> Given problem
What number of lines hold the word "document"? State that number and nothing besides.

> Provided records

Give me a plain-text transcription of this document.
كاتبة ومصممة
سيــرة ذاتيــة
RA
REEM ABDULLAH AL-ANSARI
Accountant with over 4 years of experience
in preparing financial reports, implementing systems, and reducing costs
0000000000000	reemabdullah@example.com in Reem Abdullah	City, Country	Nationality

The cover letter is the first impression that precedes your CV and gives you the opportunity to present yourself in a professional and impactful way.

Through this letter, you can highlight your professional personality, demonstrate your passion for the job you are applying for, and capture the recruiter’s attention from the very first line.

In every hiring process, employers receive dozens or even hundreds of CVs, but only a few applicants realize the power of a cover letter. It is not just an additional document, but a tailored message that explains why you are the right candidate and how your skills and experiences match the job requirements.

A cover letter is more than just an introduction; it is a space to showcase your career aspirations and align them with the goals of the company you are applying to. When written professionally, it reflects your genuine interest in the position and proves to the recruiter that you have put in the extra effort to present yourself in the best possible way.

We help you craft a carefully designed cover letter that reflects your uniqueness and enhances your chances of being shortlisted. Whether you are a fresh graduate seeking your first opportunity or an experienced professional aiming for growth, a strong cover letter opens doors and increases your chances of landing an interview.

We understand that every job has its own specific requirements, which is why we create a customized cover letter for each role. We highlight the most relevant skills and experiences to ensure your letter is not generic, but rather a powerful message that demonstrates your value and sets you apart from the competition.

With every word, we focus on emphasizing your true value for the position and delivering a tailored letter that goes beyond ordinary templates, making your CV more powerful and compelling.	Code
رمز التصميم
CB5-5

> Result of the task
2